start Data for the task

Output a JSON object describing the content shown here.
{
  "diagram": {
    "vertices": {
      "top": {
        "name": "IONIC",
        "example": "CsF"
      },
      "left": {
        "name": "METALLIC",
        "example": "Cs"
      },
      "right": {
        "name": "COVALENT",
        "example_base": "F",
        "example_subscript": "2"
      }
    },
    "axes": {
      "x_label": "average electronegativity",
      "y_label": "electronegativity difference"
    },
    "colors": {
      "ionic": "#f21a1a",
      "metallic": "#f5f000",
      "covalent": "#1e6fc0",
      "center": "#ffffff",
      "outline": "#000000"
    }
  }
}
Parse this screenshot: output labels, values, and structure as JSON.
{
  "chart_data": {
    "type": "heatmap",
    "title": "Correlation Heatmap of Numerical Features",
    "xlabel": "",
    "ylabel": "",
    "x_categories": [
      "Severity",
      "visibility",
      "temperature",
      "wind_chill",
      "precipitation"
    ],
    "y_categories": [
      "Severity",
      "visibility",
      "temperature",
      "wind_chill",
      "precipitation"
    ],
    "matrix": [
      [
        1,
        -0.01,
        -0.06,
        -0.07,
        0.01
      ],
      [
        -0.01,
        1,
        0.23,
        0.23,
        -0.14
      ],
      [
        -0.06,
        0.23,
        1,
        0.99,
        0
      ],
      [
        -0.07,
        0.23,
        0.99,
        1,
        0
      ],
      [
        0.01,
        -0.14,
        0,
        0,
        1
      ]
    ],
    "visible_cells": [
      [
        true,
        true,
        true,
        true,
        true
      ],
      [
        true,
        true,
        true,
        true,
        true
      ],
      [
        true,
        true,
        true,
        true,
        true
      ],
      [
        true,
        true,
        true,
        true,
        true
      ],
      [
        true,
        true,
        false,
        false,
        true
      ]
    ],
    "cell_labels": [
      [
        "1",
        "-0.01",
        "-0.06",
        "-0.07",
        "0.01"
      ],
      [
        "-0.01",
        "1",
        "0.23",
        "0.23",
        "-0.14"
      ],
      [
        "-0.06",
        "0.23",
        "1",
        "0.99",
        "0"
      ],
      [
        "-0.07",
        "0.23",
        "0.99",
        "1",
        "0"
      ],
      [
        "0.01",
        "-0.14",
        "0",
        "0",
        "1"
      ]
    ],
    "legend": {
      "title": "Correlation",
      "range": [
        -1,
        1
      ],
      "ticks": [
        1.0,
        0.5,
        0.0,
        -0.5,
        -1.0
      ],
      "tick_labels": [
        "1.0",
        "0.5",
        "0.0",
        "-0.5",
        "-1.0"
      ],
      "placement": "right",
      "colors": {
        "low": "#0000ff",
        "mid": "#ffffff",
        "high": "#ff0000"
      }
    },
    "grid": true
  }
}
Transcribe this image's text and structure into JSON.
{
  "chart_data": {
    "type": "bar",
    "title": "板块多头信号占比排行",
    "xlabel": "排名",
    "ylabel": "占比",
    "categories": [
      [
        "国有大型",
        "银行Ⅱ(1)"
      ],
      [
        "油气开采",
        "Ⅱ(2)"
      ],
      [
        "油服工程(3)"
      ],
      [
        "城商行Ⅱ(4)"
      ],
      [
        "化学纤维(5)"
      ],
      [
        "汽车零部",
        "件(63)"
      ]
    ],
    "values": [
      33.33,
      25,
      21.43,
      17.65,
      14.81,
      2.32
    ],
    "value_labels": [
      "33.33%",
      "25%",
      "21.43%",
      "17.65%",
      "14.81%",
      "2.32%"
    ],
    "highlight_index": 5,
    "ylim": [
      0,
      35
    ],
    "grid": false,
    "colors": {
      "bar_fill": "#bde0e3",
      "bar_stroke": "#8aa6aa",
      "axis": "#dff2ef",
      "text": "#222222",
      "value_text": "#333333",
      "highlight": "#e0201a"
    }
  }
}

end Data for the task

**The request:**
Of all the lines above, how many contain "JSON"? Give the number and nothing more.

**Result for this exercise:**
3